Make an exact copy of the records, dropping all pictures.
--- Begin ---
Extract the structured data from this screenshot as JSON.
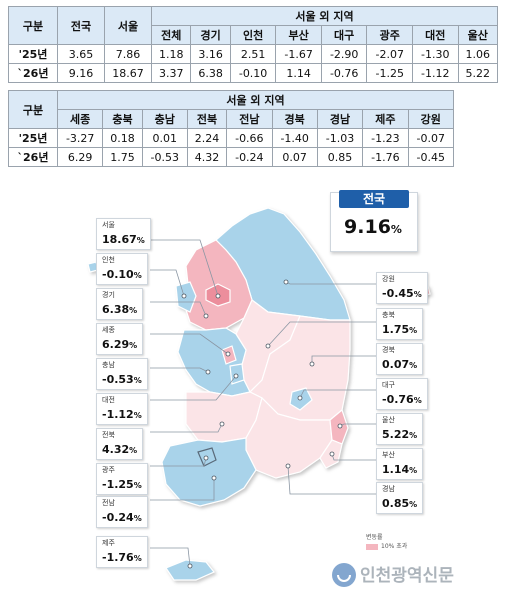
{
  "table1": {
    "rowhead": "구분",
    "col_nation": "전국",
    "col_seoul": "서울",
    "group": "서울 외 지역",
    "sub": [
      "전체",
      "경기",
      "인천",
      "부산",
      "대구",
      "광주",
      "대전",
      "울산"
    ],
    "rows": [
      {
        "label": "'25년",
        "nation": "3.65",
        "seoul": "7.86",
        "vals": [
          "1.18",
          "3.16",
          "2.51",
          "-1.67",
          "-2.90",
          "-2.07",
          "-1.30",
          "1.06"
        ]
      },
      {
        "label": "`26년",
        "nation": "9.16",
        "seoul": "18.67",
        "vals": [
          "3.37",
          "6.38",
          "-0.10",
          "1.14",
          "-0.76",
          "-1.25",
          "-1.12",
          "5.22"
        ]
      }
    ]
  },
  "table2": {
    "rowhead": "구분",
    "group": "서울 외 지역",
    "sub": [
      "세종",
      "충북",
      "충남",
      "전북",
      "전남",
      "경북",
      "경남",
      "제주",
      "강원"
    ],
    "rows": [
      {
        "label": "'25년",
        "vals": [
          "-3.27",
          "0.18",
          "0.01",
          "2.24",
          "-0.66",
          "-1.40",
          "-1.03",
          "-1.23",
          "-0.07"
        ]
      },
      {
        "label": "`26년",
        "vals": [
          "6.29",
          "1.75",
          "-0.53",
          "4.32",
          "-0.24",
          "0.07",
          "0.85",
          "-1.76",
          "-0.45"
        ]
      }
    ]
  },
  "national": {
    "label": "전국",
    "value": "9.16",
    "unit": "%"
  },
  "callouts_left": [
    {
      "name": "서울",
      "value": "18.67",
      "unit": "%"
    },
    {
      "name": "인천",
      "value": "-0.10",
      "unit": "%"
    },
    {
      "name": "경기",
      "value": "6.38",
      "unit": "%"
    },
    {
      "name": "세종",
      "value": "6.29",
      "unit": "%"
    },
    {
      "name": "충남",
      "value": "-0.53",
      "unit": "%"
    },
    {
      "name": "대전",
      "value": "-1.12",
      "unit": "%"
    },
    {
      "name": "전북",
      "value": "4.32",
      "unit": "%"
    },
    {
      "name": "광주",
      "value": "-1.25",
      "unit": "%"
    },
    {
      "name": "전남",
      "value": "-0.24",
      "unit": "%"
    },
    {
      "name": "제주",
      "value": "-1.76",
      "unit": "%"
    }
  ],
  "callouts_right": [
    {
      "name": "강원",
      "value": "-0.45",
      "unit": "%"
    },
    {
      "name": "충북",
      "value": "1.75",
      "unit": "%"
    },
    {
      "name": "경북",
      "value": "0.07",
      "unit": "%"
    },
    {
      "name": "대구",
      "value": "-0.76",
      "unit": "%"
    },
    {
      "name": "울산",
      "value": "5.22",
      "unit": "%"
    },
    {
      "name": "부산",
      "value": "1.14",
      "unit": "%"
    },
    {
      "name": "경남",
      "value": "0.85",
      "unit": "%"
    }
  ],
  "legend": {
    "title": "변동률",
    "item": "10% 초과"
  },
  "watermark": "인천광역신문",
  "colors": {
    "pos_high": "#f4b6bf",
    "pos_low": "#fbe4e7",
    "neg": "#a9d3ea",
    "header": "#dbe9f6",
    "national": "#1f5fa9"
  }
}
--- End ---
◆ **WRITTEN ANSWER**:
Extract the structured data from this screenshot as JSON.
{
  "table1": {
    "rowhead": "구분",
    "col_nation": "전국",
    "col_seoul": "서울",
    "group": "서울 외 지역",
    "sub": [
      "전체",
      "경기",
      "인천",
      "부산",
      "대구",
      "광주",
      "대전",
      "울산"
    ],
    "rows": [
      {
        "label": "'25년",
        "nation": "3.65",
        "seoul": "7.86",
        "vals": [
          "1.18",
          "3.16",
          "2.51",
          "-1.67",
          "-2.90",
          "-2.07",
          "-1.30",
          "1.06"
        ]
      },
      {
        "label": "`26년",
        "nation": "9.16",
        "seoul": "18.67",
        "vals": [
          "3.37",
          "6.38",
          "-0.10",
          "1.14",
          "-0.76",
          "-1.25",
          "-1.12",
          "5.22"
        ]
      }
    ]
  },
  "table2": {
    "rowhead": "구분",
    "group": "서울 외 지역",
    "sub": [
      "세종",
      "충북",
      "충남",
      "전북",
      "전남",
      "경북",
      "경남",
      "제주",
      "강원"
    ],
    "rows": [
      {
        "label": "'25년",
        "vals": [
          "-3.27",
          "0.18",
          "0.01",
          "2.24",
          "-0.66",
          "-1.40",
          "-1.03",
          "-1.23",
          "-0.07"
        ]
      },
      {
        "label": "`26년",
        "vals": [
          "6.29",
          "1.75",
          "-0.53",
          "4.32",
          "-0.24",
          "0.07",
          "0.85",
          "-1.76",
          "-0.45"
        ]
      }
    ]
  },
  "national": {
    "label": "전국",
    "value": "9.16",
    "unit": "%"
  },
  "callouts_left": [
    {
      "name": "서울",
      "value": "18.67",
      "unit": "%"
    },
    {
      "name": "인천",
      "value": "-0.10",
      "unit": "%"
    },
    {
      "name": "경기",
      "value": "6.38",
      "unit": "%"
    },
    {
      "name": "세종",
      "value": "6.29",
      "unit": "%"
    },
    {
      "name": "충남",
      "value": "-0.53",
      "unit": "%"
    },
    {
      "name": "대전",
      "value": "-1.12",
      "unit": "%"
    },
    {
      "name": "전북",
      "value": "4.32",
      "unit": "%"
    },
    {
      "name": "광주",
      "value": "-1.25",
      "unit": "%"
    },
    {
      "name": "전남",
      "value": "-0.24",
      "unit": "%"
    },
    {
      "name": "제주",
      "value": "-1.76",
      "unit": "%"
    }
  ],
  "callouts_right": [
    {
      "name": "강원",
      "value": "-0.45",
      "unit": "%"
    },
    {
      "name": "충북",
      "value": "1.75",
      "unit": "%"
    },
    {
      "name": "경북",
      "value": "0.07",
      "unit": "%"
    },
    {
      "name": "대구",
      "value": "-0.76",
      "unit": "%"
    },
    {
      "name": "울산",
      "value": "5.22",
      "unit": "%"
    },
    {
      "name": "부산",
      "value": "1.14",
      "unit": "%"
    },
    {
      "name": "경남",
      "value": "0.85",
      "unit": "%"
    }
  ],
  "legend": {
    "title": "변동률",
    "item": "10% 초과"
  },
  "watermark": "인천광역신문",
  "colors": {
    "pos_high": "#f4b6bf",
    "pos_low": "#fbe4e7",
    "neg": "#a9d3ea",
    "header": "#dbe9f6",
    "national": "#1f5fa9"
  }
}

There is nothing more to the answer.